— GIVEN DATA —

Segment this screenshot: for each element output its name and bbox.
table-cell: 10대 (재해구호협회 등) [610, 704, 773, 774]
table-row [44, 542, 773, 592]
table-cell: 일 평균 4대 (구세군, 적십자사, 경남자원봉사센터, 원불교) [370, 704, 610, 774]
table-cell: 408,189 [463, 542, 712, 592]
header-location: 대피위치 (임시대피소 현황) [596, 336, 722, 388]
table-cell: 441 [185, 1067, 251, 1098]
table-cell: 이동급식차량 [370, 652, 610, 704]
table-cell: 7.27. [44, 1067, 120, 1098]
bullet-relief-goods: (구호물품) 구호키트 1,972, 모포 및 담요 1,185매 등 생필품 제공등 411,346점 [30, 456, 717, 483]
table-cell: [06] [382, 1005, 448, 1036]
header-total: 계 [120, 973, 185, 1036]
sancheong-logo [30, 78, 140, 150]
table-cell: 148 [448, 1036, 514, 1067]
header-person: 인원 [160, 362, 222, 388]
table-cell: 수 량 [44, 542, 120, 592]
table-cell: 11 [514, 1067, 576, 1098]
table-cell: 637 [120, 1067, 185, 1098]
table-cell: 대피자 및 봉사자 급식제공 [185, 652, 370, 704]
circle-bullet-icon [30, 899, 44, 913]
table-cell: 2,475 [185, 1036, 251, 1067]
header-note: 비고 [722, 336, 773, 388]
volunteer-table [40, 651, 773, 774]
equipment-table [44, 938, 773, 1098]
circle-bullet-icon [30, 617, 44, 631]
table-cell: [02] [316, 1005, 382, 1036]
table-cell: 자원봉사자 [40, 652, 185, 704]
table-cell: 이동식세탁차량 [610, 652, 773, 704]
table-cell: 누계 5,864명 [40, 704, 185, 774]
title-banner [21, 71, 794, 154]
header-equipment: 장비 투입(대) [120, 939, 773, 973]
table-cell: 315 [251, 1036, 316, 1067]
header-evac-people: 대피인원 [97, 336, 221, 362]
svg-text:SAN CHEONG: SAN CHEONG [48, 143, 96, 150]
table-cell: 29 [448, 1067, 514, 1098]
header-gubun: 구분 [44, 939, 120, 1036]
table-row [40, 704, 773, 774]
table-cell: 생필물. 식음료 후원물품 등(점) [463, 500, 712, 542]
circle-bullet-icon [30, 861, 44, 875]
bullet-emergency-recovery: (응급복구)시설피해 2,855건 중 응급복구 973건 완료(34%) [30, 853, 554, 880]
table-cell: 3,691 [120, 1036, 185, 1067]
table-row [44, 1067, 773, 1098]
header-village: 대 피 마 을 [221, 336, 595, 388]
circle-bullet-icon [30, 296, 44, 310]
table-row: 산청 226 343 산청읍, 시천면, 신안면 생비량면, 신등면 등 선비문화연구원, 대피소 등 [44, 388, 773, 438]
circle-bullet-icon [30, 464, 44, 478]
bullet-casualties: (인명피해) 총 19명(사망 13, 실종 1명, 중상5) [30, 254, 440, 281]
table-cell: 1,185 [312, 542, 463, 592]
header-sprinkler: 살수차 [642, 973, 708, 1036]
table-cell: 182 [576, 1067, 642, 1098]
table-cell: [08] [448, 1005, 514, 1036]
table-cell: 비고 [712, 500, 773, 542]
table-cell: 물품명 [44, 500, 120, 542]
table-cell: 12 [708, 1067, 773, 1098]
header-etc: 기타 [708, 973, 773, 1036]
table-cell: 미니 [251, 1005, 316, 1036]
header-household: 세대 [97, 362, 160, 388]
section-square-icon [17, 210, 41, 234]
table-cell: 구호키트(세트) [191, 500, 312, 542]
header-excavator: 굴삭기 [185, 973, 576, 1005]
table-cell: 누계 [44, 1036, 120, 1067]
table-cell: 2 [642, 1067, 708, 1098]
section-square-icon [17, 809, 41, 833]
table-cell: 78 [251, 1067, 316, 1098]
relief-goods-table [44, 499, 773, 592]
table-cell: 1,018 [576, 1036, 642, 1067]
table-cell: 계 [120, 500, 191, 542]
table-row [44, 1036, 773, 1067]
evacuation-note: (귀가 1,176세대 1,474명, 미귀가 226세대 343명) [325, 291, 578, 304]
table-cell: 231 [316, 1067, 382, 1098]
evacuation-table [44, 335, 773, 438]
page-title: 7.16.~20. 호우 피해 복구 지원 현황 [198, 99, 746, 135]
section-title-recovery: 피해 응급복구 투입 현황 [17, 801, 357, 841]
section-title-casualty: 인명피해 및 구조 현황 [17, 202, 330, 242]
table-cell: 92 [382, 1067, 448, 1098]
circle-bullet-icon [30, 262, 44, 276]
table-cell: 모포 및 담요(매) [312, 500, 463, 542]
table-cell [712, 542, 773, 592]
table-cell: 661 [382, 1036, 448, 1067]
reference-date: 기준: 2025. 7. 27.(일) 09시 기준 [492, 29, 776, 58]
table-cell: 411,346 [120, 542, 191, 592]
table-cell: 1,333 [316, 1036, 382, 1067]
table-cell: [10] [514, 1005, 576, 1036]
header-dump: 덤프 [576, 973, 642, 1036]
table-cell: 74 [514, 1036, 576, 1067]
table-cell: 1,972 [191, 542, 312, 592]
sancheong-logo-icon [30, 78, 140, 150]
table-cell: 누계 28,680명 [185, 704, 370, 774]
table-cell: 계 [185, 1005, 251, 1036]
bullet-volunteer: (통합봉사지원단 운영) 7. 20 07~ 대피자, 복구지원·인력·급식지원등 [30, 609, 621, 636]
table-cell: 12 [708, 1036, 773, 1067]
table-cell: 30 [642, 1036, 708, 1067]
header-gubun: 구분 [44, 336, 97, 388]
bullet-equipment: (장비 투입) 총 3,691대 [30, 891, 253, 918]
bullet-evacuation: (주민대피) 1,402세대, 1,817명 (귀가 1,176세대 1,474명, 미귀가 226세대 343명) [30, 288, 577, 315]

— TASK REQUIREMENTS —
Convert the material, from its first line through the line containing "table-row [44, 1067, 773, 1098]", into a Markdown table with the columns "No." and "Text", one numbered row per line and blank lines omitted.

— CORRECT RESPONSE —
| No. | Text |
|---|---|
| 1 | Segment this screenshot: for each element output its name and bbox. |
| 2 | table-cell: 10대 (재해구호협회 등) [610, 704, 773, 774] |
| 3 | table-row [44, 542, 773, 592] |
| 4 | table-cell: 일 평균 4대 (구세군, 적십자사, 경남자원봉사센터, 원불교) [370, 704, 610, 774] |
| 5 | table-cell: 408,189 [463, 542, 712, 592] |
| 6 | header-location: 대피위치 (임시대피소 현황) [596, 336, 722, 388] |
| 7 | table-cell: 441 [185, 1067, 251, 1098] |
| 8 | table-cell: 이동급식차량 [370, 652, 610, 704] |
| 9 | table-cell: 7.27. [44, 1067, 120, 1098] |
| 10 | bullet-relief-goods: (구호물품) 구호키트 1,972, 모포 및 담요 1,185매 등 생필품 제공등 411,346점 [30, 456, 717, 483] |
| 11 | table-cell: [06] [382, 1005, 448, 1036] |
| 12 | header-total: 계 [120, 973, 185, 1036] |
| 13 | sancheong-logo [30, 78, 140, 150] |
| 14 | table-cell: 148 [448, 1036, 514, 1067] |
| 15 | header-person: 인원 [160, 362, 222, 388] |
| 16 | table-cell: 수 량 [44, 542, 120, 592] |
| 17 | table-cell: 11 [514, 1067, 576, 1098] |
| 18 | table-cell: 637 [120, 1067, 185, 1098] |
| 19 | table-cell: 대피자 및 봉사자 급식제공 [185, 652, 370, 704] |
| 20 | circle-bullet-icon [30, 899, 44, 913] |
| 21 | table-cell: 2,475 [185, 1036, 251, 1067] |
| 22 | header-note: 비고 [722, 336, 773, 388] |
| 23 | volunteer-table [40, 651, 773, 774] |
| 24 | equipment-table [44, 938, 773, 1098] |
| 25 | circle-bullet-icon [30, 617, 44, 631] |
| 26 | table-cell: [02] [316, 1005, 382, 1036] |
| 27 | table-cell: 자원봉사자 [40, 652, 185, 704] |
| 28 | table-cell: 이동식세탁차량 [610, 652, 773, 704] |
| 29 | table-cell: 누계 5,864명 [40, 704, 185, 774] |
| 30 | title-banner [21, 71, 794, 154] |
| 31 | header-equipment: 장비 투입(대) [120, 939, 773, 973] |
| 32 | table-cell: 315 [251, 1036, 316, 1067] |
| 33 | header-evac-people: 대피인원 [97, 336, 221, 362] |
| 34 | svg-text:SAN CHEONG: SAN CHEONG [48, 143, 96, 150] |
| 35 | table-cell: 29 [448, 1067, 514, 1098] |
| 36 | header-gubun: 구분 [44, 939, 120, 1036] |
| 37 | table-row [40, 704, 773, 774] |
| 38 | table-cell: 생필물. 식음료 후원물품 등(점) [463, 500, 712, 542] |
| 39 | circle-bullet-icon [30, 861, 44, 875] |
| 40 | bullet-emergency-recovery: (응급복구)시설피해 2,855건 중 응급복구 973건 완료(34%) [30, 853, 554, 880] |
| 41 | table-cell: 3,691 [120, 1036, 185, 1067] |
| 42 | table-row [44, 1067, 773, 1098] |